## EXERCISE TASK
Set down each line of the data below exactly as it stands, dropping the pictures.

(Entries taken from a collection)
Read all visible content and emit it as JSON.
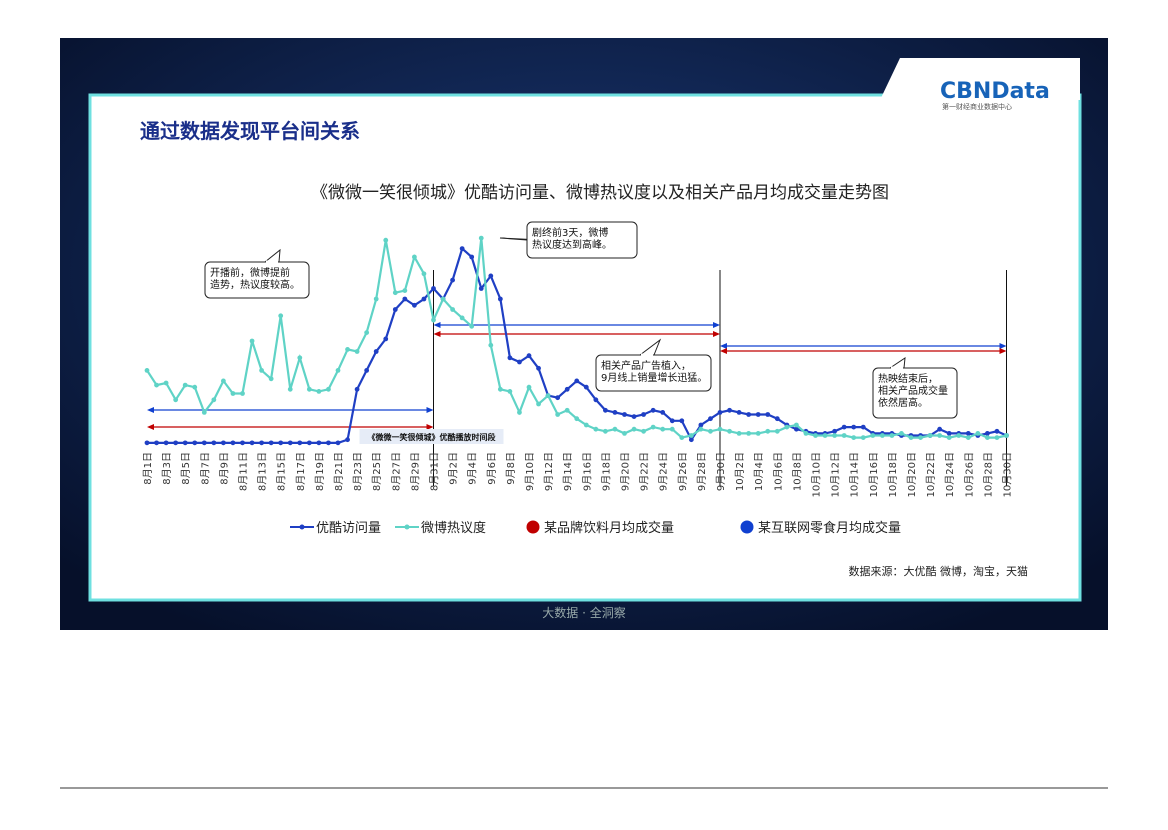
{
  "header": {
    "logo": "CBNData",
    "logo_sub": "第一财经商业数据中心",
    "title": "通过数据发现平台间关系",
    "footer": "大数据 · 全洞察"
  },
  "chart_data": {
    "type": "line",
    "title": "《微微一笑很倾城》优酷访问量、微博热议度以及相关产品月均成交量走势图",
    "categories": [
      "8月1日",
      null,
      "8月3日",
      null,
      "8月5日",
      null,
      "8月7日",
      null,
      "8月9日",
      null,
      "8月11日",
      null,
      "8月13日",
      null,
      "8月15日",
      null,
      "8月17日",
      null,
      "8月19日",
      null,
      "8月21日",
      null,
      "8月23日",
      null,
      "8月25日",
      null,
      "8月27日",
      null,
      "8月29日",
      null,
      "8月31日",
      null,
      "9月2日",
      null,
      "9月4日",
      null,
      "9月6日",
      null,
      "9月8日",
      null,
      "9月10日",
      null,
      "9月12日",
      null,
      "9月14日",
      null,
      "9月16日",
      null,
      "9月18日",
      null,
      "9月20日",
      null,
      "9月22日",
      null,
      "9月24日",
      null,
      "9月26日",
      null,
      "9月28日",
      null,
      "9月30日",
      null,
      "10月2日",
      null,
      "10月4日",
      null,
      "10月6日",
      null,
      "10月8日",
      null,
      "10月10日",
      null,
      "10月12日",
      null,
      "10月14日",
      null,
      "10月16日",
      null,
      "10月18日",
      null,
      "10月20日",
      null,
      "10月22日",
      null,
      "10月24日",
      null,
      "10月26日",
      null,
      "10月28日",
      null,
      "10月30日"
    ],
    "series": [
      {
        "name": "优酷访问量",
        "color": "#1f3fc4",
        "values": [
          1.5,
          1.5,
          1.5,
          1.5,
          1.5,
          1.5,
          1.5,
          1.5,
          1.5,
          1.5,
          1.5,
          1.5,
          1.5,
          1.5,
          1.5,
          1.5,
          1.5,
          1.5,
          1.5,
          1.5,
          1.5,
          3,
          27,
          36,
          45,
          51,
          65,
          70,
          67,
          70,
          75,
          70,
          79,
          94,
          90,
          75,
          81,
          70,
          42,
          40,
          43,
          37,
          24,
          23,
          27,
          31,
          28,
          22,
          17,
          16,
          15,
          14,
          15,
          17,
          16,
          12,
          12,
          3,
          10,
          13,
          16,
          17,
          16,
          15,
          15,
          15,
          13,
          10,
          8,
          7,
          6,
          6,
          7,
          9,
          9,
          9,
          6,
          6,
          6,
          5,
          5,
          5,
          5,
          8,
          6,
          6,
          6,
          5,
          6,
          7,
          5
        ]
      },
      {
        "name": "微博热议度",
        "color": "#5fd3c6",
        "values": [
          36,
          29,
          30,
          22,
          29,
          28,
          16,
          22,
          31,
          25,
          25,
          50,
          36,
          32,
          62,
          27,
          42,
          27,
          26,
          27,
          36,
          46,
          45,
          54,
          70,
          98,
          73,
          74,
          90,
          82,
          60,
          70,
          65,
          61,
          57,
          99,
          48,
          27,
          26,
          16,
          28,
          20,
          24,
          15,
          17,
          13,
          10,
          8,
          7,
          8,
          6,
          8,
          7,
          9,
          8,
          8,
          4,
          5,
          8,
          7,
          8,
          7,
          6,
          6,
          6,
          7,
          7,
          9,
          10,
          6,
          5,
          5,
          5,
          5,
          4,
          4,
          5,
          5,
          5,
          6,
          4,
          4,
          5,
          5,
          4,
          5,
          4,
          6,
          4,
          4,
          5
        ]
      }
    ],
    "ylim": [
      0,
      100
    ],
    "period_legend": [
      {
        "name": "某品牌饮料月均成交量",
        "color": "#c00000"
      },
      {
        "name": "某互联网零食月均成交量",
        "color": "#1040d0"
      }
    ],
    "period_label": "《微微一笑很倾城》优酷播放时间段",
    "annotations": [
      {
        "lines": [
          "开播前，微博提前",
          "造势，热议度较高。"
        ]
      },
      {
        "lines": [
          "剧终前3天，微博",
          "热议度达到高峰。"
        ]
      },
      {
        "lines": [
          "相关产品广告植入，",
          "9月线上销量增长迅猛。"
        ]
      },
      {
        "lines": [
          "热映结束后，",
          "相关产品成交量",
          "依然居高。"
        ]
      }
    ],
    "source": "数据来源：大优酷 微博，淘宝，天猫"
  }
}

## EXERCISE RESULT
Read all visible content and emit it as JSON.
{
  "header": {
    "logo": "CBNData",
    "logo_sub": "第一财经商业数据中心",
    "title": "通过数据发现平台间关系",
    "footer": "大数据 · 全洞察"
  },
  "chart_data": {
    "type": "line",
    "title": "《微微一笑很倾城》优酷访问量、微博热议度以及相关产品月均成交量走势图",
    "categories": [
      "8月1日",
      null,
      "8月3日",
      null,
      "8月5日",
      null,
      "8月7日",
      null,
      "8月9日",
      null,
      "8月11日",
      null,
      "8月13日",
      null,
      "8月15日",
      null,
      "8月17日",
      null,
      "8月19日",
      null,
      "8月21日",
      null,
      "8月23日",
      null,
      "8月25日",
      null,
      "8月27日",
      null,
      "8月29日",
      null,
      "8月31日",
      null,
      "9月2日",
      null,
      "9月4日",
      null,
      "9月6日",
      null,
      "9月8日",
      null,
      "9月10日",
      null,
      "9月12日",
      null,
      "9月14日",
      null,
      "9月16日",
      null,
      "9月18日",
      null,
      "9月20日",
      null,
      "9月22日",
      null,
      "9月24日",
      null,
      "9月26日",
      null,
      "9月28日",
      null,
      "9月30日",
      null,
      "10月2日",
      null,
      "10月4日",
      null,
      "10月6日",
      null,
      "10月8日",
      null,
      "10月10日",
      null,
      "10月12日",
      null,
      "10月14日",
      null,
      "10月16日",
      null,
      "10月18日",
      null,
      "10月20日",
      null,
      "10月22日",
      null,
      "10月24日",
      null,
      "10月26日",
      null,
      "10月28日",
      null,
      "10月30日"
    ],
    "series": [
      {
        "name": "优酷访问量",
        "color": "#1f3fc4",
        "values": [
          1.5,
          1.5,
          1.5,
          1.5,
          1.5,
          1.5,
          1.5,
          1.5,
          1.5,
          1.5,
          1.5,
          1.5,
          1.5,
          1.5,
          1.5,
          1.5,
          1.5,
          1.5,
          1.5,
          1.5,
          1.5,
          3,
          27,
          36,
          45,
          51,
          65,
          70,
          67,
          70,
          75,
          70,
          79,
          94,
          90,
          75,
          81,
          70,
          42,
          40,
          43,
          37,
          24,
          23,
          27,
          31,
          28,
          22,
          17,
          16,
          15,
          14,
          15,
          17,
          16,
          12,
          12,
          3,
          10,
          13,
          16,
          17,
          16,
          15,
          15,
          15,
          13,
          10,
          8,
          7,
          6,
          6,
          7,
          9,
          9,
          9,
          6,
          6,
          6,
          5,
          5,
          5,
          5,
          8,
          6,
          6,
          6,
          5,
          6,
          7,
          5
        ]
      },
      {
        "name": "微博热议度",
        "color": "#5fd3c6",
        "values": [
          36,
          29,
          30,
          22,
          29,
          28,
          16,
          22,
          31,
          25,
          25,
          50,
          36,
          32,
          62,
          27,
          42,
          27,
          26,
          27,
          36,
          46,
          45,
          54,
          70,
          98,
          73,
          74,
          90,
          82,
          60,
          70,
          65,
          61,
          57,
          99,
          48,
          27,
          26,
          16,
          28,
          20,
          24,
          15,
          17,
          13,
          10,
          8,
          7,
          8,
          6,
          8,
          7,
          9,
          8,
          8,
          4,
          5,
          8,
          7,
          8,
          7,
          6,
          6,
          6,
          7,
          7,
          9,
          10,
          6,
          5,
          5,
          5,
          5,
          4,
          4,
          5,
          5,
          5,
          6,
          4,
          4,
          5,
          5,
          4,
          5,
          4,
          6,
          4,
          4,
          5
        ]
      }
    ],
    "ylim": [
      0,
      100
    ],
    "period_legend": [
      {
        "name": "某品牌饮料月均成交量",
        "color": "#c00000"
      },
      {
        "name": "某互联网零食月均成交量",
        "color": "#1040d0"
      }
    ],
    "period_label": "《微微一笑很倾城》优酷播放时间段",
    "annotations": [
      {
        "lines": [
          "开播前，微博提前",
          "造势，热议度较高。"
        ]
      },
      {
        "lines": [
          "剧终前3天，微博",
          "热议度达到高峰。"
        ]
      },
      {
        "lines": [
          "相关产品广告植入，",
          "9月线上销量增长迅猛。"
        ]
      },
      {
        "lines": [
          "热映结束后，",
          "相关产品成交量",
          "依然居高。"
        ]
      }
    ],
    "source": "数据来源：大优酷 微博，淘宝，天猫"
  }
}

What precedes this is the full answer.